◆ **WORK TO BE COMPLETED**: From the listing below, copy every line with the word "دقیقه".

(Data entries)
-- start --

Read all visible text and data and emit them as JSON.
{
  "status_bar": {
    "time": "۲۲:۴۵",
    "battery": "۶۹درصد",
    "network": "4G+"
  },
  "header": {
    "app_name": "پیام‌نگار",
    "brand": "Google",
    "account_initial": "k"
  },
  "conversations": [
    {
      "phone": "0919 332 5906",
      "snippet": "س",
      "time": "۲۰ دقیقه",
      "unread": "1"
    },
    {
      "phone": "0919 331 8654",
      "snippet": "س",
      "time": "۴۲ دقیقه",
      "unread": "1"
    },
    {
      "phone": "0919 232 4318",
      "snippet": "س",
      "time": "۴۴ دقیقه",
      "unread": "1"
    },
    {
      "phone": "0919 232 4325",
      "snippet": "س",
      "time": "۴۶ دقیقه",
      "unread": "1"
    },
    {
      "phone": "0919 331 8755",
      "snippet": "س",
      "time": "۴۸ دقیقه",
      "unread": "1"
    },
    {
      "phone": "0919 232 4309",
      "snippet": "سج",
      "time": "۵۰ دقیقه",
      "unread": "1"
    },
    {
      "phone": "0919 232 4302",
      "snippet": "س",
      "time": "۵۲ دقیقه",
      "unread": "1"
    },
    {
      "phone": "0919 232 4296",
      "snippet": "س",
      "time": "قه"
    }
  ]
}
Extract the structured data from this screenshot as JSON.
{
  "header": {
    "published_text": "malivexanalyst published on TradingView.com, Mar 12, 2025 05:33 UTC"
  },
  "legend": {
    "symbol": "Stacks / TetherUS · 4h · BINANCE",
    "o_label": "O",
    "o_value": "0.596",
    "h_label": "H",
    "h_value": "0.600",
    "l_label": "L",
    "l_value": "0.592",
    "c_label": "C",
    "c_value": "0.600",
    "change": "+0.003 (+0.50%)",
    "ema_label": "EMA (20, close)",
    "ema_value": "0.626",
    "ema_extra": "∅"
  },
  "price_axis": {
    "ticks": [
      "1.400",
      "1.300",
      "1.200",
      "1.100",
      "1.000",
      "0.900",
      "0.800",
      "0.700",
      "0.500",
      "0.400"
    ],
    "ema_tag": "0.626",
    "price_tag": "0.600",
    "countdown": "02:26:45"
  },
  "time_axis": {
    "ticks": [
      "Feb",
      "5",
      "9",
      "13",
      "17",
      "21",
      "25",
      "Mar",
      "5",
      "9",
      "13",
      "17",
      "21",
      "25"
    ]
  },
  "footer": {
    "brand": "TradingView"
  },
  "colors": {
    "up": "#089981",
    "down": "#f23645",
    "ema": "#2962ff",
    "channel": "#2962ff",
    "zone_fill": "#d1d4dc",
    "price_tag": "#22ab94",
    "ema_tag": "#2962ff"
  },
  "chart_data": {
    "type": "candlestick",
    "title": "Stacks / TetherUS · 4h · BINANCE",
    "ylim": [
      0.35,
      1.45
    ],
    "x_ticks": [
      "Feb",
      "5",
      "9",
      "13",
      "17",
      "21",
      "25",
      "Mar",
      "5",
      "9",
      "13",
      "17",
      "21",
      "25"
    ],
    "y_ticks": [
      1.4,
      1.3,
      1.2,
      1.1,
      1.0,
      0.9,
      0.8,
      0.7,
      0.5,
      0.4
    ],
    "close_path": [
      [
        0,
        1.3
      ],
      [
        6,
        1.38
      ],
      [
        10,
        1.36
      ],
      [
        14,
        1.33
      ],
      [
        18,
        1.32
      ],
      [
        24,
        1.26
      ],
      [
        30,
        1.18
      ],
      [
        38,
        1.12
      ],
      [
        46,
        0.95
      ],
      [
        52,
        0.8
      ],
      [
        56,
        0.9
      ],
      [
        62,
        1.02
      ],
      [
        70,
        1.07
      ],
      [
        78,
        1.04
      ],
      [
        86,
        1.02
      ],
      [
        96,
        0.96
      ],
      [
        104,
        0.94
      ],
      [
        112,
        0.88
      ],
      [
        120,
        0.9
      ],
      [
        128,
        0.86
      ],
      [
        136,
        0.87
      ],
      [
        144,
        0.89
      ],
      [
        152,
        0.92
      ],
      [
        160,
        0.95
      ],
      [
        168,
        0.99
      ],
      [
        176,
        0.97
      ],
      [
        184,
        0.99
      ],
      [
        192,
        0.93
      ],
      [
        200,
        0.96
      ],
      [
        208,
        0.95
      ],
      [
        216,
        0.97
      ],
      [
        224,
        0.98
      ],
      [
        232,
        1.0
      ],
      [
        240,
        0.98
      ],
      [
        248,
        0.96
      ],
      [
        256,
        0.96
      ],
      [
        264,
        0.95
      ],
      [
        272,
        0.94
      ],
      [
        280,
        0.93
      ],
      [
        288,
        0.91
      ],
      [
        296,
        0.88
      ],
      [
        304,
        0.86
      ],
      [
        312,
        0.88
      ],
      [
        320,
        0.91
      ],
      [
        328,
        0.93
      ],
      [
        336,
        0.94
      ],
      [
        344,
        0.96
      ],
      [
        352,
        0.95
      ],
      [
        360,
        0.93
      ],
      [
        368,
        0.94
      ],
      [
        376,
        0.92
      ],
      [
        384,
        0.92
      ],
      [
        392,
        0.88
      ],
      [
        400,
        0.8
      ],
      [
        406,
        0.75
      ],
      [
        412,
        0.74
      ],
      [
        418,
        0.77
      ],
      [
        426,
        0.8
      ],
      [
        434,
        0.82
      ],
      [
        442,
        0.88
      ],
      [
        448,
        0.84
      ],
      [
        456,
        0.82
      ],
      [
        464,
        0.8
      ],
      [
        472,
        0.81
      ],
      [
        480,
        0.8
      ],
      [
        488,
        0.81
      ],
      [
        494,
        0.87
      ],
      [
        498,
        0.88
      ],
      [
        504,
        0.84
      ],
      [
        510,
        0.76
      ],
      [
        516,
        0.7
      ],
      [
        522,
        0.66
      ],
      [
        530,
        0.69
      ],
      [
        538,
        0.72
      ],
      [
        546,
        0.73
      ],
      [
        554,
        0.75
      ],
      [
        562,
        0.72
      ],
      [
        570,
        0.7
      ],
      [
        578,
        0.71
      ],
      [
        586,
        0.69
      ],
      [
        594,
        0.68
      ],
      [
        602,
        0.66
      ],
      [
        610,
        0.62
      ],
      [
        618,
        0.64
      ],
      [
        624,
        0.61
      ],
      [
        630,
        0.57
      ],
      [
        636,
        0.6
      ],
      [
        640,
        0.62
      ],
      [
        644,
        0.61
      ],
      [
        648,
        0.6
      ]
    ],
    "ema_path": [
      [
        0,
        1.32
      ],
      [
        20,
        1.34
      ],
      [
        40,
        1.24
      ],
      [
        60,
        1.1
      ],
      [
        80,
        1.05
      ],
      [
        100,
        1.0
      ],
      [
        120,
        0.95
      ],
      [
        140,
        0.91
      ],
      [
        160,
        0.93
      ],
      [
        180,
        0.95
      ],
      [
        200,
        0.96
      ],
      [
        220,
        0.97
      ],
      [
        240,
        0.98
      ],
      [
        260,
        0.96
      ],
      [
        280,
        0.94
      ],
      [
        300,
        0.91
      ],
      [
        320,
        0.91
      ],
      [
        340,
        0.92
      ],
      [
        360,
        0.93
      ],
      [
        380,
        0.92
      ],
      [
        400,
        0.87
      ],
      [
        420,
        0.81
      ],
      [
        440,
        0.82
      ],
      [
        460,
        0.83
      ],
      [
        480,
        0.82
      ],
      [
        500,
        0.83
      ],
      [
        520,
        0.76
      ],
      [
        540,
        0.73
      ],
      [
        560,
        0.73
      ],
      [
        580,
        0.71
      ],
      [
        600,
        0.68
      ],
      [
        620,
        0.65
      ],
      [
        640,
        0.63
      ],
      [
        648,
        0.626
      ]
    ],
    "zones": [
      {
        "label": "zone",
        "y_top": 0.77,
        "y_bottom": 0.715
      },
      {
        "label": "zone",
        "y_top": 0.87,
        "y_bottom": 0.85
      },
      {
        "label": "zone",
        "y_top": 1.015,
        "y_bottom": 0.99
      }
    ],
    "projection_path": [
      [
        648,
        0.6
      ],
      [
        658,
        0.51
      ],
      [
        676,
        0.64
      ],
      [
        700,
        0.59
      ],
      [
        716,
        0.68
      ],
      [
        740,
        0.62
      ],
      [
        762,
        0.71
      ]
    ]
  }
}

-- end --

◆ **RESPONSE FOR THIS EXERCISE**:
      "time": "۲۰ دقیقه",
      "time": "۴۲ دقیقه",
      "time": "۴۴ دقیقه",
      "time": "۴۶ دقیقه",
      "time": "۴۸ دقیقه",
      "time": "۵۰ دقیقه",
      "time": "۵۲ دقیقه",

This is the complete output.